> _YOUR TASK_
Copy each line below that includes "from".

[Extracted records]
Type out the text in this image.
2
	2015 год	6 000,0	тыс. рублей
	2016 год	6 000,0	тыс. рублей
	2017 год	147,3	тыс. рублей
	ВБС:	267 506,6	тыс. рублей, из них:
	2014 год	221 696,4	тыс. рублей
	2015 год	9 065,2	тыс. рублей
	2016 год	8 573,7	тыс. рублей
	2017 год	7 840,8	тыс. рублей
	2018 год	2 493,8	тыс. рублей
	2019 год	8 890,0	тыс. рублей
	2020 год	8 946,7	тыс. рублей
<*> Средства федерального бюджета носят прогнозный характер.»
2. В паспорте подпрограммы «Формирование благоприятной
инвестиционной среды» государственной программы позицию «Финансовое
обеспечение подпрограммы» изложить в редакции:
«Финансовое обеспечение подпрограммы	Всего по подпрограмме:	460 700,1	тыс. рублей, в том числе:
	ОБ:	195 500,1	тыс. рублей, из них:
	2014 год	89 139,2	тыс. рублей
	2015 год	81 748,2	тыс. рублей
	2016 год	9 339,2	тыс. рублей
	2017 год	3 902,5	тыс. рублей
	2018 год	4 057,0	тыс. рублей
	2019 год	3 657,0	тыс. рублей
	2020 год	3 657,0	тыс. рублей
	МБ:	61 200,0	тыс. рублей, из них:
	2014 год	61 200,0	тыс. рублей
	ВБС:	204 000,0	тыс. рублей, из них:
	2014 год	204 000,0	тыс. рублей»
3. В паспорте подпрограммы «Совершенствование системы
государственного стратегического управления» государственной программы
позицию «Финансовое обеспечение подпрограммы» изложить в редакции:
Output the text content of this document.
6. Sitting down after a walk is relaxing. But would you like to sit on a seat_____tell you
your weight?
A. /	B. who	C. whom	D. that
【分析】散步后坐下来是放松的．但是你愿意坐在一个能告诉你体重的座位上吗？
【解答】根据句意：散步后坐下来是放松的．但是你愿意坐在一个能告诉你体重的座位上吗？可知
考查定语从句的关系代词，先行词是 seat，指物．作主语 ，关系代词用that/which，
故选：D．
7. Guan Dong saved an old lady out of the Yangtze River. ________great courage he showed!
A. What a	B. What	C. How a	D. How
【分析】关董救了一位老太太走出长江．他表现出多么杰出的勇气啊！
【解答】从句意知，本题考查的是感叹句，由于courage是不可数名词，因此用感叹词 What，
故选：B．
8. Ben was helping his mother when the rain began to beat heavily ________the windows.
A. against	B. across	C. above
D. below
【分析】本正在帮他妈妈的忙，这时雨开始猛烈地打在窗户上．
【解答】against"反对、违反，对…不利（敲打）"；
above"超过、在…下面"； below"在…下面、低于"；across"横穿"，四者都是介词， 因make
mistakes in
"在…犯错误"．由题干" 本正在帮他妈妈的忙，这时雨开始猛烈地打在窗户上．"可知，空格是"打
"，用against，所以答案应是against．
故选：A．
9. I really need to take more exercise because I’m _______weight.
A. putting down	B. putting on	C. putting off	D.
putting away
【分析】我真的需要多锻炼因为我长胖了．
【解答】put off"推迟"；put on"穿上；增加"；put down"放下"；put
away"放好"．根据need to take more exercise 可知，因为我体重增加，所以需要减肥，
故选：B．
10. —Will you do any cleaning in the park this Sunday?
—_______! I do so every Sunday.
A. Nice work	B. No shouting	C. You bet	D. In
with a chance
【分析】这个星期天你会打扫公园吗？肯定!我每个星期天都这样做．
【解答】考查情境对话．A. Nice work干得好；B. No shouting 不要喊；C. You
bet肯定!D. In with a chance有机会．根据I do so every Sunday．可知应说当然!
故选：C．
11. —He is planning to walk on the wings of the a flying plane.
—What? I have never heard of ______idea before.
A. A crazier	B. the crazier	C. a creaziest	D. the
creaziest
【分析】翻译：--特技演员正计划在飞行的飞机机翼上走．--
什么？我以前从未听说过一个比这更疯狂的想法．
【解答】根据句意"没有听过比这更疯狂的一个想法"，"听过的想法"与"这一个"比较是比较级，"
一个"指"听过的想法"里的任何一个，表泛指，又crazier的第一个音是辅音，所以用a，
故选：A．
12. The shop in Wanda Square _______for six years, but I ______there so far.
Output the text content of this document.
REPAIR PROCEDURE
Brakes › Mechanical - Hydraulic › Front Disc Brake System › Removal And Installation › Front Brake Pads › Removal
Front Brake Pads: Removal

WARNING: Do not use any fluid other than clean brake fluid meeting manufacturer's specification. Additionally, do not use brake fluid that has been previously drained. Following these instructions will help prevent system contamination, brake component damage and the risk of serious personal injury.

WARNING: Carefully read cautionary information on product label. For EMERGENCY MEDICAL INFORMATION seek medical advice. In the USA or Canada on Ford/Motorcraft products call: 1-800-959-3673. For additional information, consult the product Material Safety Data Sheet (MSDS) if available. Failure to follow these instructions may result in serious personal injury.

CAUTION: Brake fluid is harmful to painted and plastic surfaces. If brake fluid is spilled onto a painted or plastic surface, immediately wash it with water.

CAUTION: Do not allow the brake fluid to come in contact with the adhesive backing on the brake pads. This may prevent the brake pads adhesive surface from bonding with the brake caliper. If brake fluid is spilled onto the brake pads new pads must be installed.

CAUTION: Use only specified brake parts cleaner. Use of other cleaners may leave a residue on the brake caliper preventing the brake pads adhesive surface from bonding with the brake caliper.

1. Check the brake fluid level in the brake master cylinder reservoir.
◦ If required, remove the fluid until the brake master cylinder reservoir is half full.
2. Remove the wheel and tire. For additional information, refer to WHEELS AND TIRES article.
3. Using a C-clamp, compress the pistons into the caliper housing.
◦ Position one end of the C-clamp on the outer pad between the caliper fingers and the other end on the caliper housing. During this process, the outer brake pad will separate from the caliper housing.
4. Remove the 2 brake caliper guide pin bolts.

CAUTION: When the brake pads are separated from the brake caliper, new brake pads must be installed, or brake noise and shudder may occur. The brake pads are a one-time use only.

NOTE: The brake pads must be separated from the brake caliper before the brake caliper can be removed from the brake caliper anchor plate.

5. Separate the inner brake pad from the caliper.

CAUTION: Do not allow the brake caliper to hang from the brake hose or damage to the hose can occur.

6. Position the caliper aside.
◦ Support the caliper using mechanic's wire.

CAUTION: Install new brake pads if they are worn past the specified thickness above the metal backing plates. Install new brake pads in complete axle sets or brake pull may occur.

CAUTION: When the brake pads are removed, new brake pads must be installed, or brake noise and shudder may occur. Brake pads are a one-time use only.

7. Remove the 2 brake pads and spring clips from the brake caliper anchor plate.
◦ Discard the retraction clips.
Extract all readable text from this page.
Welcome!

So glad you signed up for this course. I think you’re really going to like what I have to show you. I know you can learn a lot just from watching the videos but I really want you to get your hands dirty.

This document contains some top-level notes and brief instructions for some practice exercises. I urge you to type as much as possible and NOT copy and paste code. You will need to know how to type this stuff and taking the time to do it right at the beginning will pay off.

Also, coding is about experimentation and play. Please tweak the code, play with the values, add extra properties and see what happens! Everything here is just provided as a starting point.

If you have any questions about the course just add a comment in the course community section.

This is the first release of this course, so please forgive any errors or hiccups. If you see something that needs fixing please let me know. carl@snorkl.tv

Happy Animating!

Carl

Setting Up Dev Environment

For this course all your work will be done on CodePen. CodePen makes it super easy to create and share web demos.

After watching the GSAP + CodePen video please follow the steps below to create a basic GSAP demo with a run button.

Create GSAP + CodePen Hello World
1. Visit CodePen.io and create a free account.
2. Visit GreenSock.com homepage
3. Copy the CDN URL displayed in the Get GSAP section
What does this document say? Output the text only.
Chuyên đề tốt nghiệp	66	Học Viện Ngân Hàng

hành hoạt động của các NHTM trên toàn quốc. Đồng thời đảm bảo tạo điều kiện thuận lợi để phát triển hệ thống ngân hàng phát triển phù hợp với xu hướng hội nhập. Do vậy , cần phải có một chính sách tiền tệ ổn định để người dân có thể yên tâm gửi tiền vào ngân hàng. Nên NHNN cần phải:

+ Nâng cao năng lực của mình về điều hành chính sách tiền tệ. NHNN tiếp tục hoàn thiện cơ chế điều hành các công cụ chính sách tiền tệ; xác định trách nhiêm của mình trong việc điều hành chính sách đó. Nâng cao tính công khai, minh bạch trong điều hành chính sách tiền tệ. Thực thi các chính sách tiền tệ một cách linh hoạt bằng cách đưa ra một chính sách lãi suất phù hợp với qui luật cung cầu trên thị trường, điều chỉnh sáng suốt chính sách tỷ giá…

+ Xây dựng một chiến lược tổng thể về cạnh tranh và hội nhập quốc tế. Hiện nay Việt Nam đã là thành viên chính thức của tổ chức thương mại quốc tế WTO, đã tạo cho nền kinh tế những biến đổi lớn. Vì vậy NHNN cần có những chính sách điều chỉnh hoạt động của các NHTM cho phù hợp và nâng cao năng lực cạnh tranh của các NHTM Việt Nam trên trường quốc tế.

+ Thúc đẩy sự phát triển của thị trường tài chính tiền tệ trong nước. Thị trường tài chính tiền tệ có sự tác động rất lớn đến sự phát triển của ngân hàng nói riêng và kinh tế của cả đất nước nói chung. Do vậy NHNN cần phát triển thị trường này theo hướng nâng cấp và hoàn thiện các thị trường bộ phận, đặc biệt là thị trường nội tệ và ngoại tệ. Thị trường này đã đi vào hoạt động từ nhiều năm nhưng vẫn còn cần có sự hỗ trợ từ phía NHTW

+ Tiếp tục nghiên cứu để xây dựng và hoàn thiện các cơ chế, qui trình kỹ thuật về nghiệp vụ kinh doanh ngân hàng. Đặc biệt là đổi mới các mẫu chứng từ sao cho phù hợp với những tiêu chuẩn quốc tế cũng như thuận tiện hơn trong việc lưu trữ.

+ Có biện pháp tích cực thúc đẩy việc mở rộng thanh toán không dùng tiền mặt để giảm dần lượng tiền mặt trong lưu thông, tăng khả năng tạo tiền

> _ANSWER FOR THIS EXERCISE_
CAUTION: Do not allow the brake fluid to come in contact with the adhesive backing on the brake pads. This may prevent the brake pads adhesive surface from bonding with the brake caliper. If brake fluid is spilled onto the brake pads new pads must be installed.
CAUTION: Use only specified brake parts cleaner. Use of other cleaners may leave a residue on the brake caliper preventing the brake pads adhesive surface from bonding with the brake caliper.
◦ Position one end of the C-clamp on the outer pad between the caliper fingers and the other end on the caliper housing. During this process, the outer brake pad will separate from the caliper housing.
CAUTION: When the brake pads are separated from the brake caliper, new brake pads must be installed, or brake noise and shudder may occur. The brake pads are a one-time use only.
NOTE: The brake pads must be separated from the brake caliper before the brake caliper can be removed from the brake caliper anchor plate.
5. Separate the inner brake pad from the caliper.
CAUTION: Do not allow the brake caliper to hang from the brake hose or damage to the hose can occur.
7. Remove the 2 brake pads and spring clips from the brake caliper anchor plate.
Extract all readable text from this page.
So glad you signed up for this course. I think you’re really going to like what I have to show you. I know you can learn a lot just from watching the videos but I really want you to get your hands dirty.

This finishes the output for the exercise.